Written request - Using the records below, locate all lines containing "外语只用英语授课" and return them.

Extracted information -

┏━━

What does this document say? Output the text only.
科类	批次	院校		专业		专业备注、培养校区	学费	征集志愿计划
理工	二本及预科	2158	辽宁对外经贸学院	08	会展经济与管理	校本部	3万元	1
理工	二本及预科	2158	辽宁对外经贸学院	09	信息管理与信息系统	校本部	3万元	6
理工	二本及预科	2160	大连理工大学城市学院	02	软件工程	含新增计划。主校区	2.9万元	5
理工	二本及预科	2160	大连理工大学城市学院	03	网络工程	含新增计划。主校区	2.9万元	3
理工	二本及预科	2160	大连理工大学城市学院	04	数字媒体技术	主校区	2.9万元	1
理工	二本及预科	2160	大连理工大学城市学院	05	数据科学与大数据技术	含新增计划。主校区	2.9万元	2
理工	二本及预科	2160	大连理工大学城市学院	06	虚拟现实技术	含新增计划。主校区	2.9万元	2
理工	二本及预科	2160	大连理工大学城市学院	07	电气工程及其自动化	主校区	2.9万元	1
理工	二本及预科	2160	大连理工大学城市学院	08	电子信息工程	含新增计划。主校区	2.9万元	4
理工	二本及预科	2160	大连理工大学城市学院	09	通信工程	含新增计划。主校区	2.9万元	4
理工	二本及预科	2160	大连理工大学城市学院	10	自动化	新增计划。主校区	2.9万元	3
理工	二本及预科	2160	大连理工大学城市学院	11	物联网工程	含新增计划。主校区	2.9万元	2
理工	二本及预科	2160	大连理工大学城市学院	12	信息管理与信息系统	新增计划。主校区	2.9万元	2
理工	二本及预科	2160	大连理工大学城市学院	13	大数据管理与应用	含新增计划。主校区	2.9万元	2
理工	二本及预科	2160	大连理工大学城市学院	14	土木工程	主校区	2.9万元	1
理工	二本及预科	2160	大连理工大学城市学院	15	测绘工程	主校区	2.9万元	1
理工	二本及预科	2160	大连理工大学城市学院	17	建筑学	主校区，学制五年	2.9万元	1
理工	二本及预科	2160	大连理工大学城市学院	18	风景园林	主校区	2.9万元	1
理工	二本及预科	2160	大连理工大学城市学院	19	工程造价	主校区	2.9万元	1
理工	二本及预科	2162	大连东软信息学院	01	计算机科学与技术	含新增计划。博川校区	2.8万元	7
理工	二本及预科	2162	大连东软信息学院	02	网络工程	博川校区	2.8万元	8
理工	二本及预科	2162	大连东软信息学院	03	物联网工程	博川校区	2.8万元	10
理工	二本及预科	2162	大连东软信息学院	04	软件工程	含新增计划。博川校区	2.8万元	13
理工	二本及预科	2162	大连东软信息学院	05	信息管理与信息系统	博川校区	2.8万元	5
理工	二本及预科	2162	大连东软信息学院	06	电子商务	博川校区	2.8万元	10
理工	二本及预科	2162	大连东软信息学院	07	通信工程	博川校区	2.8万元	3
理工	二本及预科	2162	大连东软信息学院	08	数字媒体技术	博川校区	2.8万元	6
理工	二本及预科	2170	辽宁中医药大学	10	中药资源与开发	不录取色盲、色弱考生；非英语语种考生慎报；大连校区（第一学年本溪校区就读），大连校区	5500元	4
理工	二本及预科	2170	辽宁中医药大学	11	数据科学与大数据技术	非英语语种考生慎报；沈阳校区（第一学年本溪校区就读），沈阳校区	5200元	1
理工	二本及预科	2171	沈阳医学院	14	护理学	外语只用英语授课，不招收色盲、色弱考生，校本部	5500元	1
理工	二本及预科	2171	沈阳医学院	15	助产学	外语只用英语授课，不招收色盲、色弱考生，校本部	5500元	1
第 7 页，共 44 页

┗━━
┏━━

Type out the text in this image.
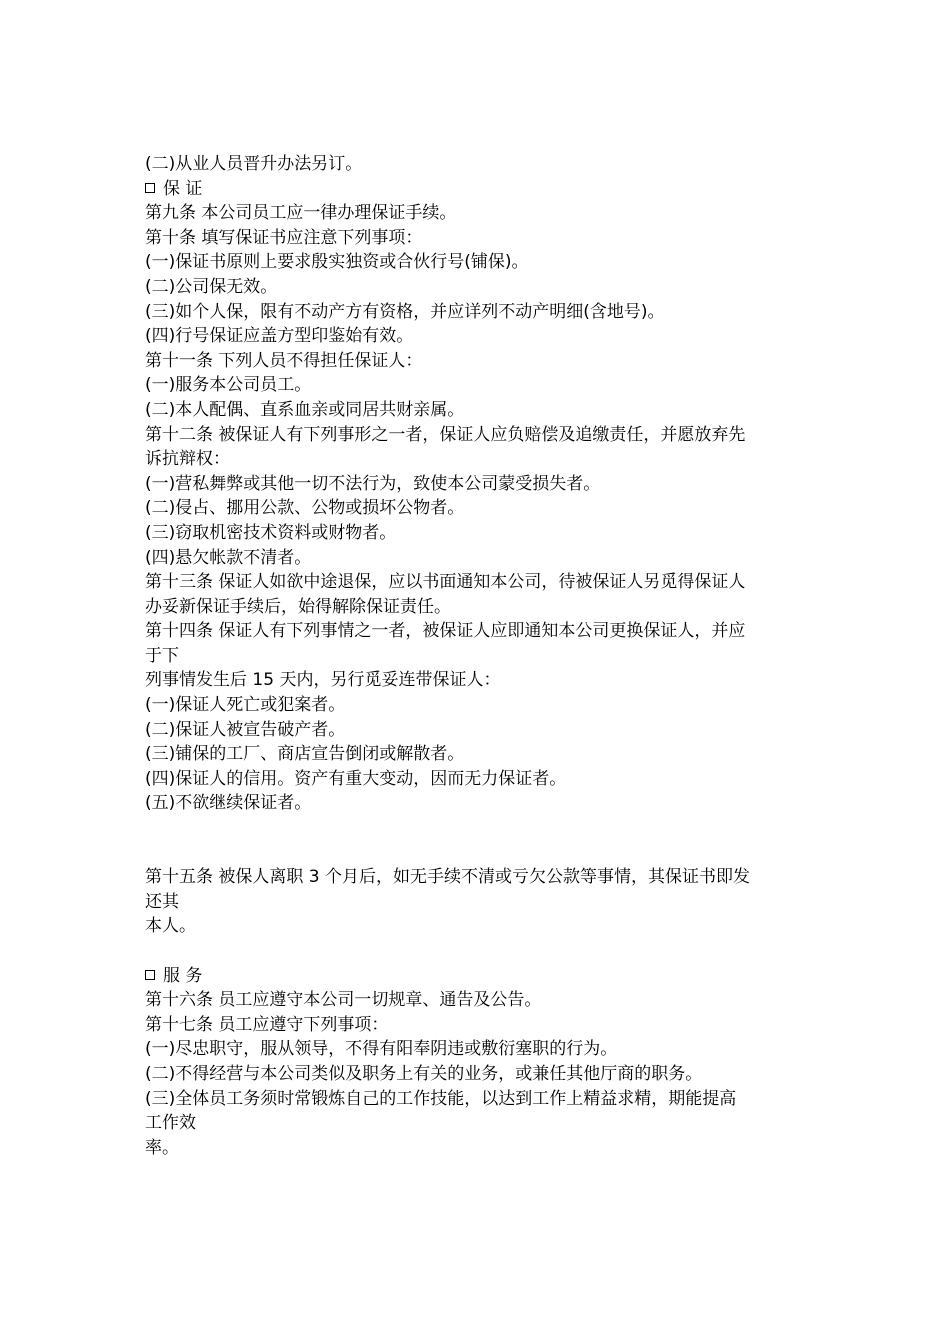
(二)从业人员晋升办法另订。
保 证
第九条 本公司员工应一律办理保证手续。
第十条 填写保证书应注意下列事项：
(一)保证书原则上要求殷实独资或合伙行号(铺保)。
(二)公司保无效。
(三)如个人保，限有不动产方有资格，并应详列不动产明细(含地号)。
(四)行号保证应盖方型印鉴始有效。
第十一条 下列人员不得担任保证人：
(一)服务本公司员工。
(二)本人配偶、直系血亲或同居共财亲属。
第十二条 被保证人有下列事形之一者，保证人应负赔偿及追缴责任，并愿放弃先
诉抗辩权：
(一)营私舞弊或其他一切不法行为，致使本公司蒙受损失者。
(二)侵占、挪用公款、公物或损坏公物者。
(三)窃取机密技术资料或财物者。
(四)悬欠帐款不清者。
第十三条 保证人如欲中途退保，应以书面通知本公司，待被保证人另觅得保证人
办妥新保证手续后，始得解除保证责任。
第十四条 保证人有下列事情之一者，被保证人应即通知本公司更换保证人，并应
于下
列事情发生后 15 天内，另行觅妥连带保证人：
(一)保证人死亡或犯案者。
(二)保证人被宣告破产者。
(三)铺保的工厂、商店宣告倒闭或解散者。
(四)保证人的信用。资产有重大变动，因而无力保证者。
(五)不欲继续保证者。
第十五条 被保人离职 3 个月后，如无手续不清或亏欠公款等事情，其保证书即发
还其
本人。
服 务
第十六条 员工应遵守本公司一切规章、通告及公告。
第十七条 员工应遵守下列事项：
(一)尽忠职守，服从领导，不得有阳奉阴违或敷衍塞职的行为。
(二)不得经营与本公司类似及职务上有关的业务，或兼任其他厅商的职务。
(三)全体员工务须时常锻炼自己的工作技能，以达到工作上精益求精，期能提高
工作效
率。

┗━━
┏━━

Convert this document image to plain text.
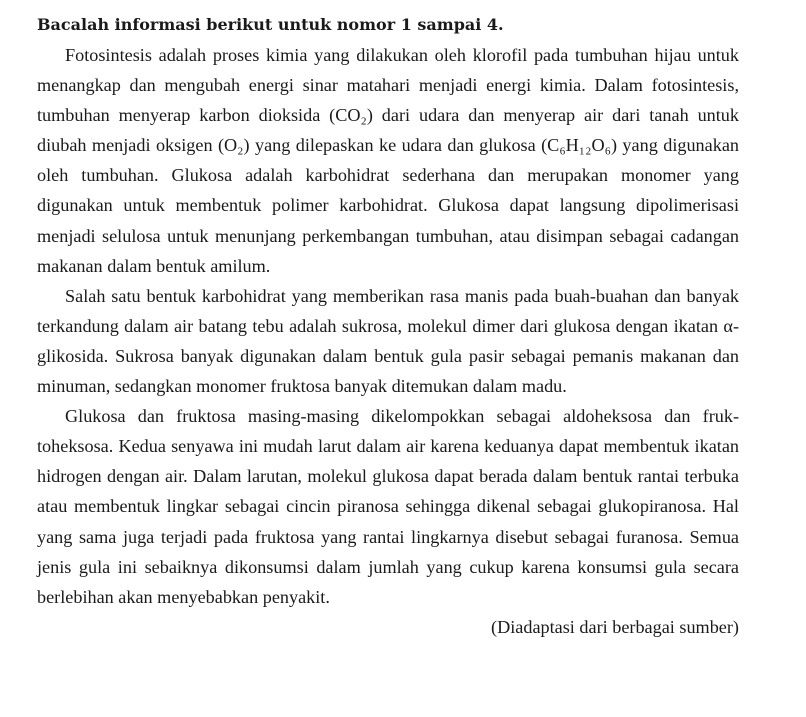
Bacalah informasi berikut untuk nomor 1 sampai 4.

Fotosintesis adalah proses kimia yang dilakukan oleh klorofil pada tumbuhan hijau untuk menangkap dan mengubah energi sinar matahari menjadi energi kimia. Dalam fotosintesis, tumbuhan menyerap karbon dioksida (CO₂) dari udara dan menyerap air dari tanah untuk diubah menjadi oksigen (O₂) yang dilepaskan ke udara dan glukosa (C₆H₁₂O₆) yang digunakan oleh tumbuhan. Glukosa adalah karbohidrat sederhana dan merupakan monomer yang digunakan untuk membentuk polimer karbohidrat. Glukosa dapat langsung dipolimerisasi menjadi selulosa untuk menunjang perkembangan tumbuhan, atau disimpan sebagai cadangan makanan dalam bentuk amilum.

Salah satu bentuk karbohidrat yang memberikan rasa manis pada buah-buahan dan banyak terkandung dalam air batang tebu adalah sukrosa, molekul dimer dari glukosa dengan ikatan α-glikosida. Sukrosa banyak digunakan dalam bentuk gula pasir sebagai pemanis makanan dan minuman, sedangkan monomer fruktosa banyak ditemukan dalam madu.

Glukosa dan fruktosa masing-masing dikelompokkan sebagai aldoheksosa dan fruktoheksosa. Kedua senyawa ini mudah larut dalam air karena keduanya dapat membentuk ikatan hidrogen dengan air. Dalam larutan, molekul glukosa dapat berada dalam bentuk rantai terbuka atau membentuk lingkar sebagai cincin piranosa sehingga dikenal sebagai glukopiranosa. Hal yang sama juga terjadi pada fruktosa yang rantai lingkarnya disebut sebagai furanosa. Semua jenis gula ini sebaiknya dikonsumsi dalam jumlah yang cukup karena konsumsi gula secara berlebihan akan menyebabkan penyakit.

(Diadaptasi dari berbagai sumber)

┗━━

Exercise solution -
理工	二本及预科	2171	沈阳医学院	14	护理学	外语只用英语授课，不招收色盲、色弱考生，校本部	5500元	1
理工	二本及预科	2171	沈阳医学院	15	助产学	外语只用英语授课，不招收色盲、色弱考生，校本部	5500元	1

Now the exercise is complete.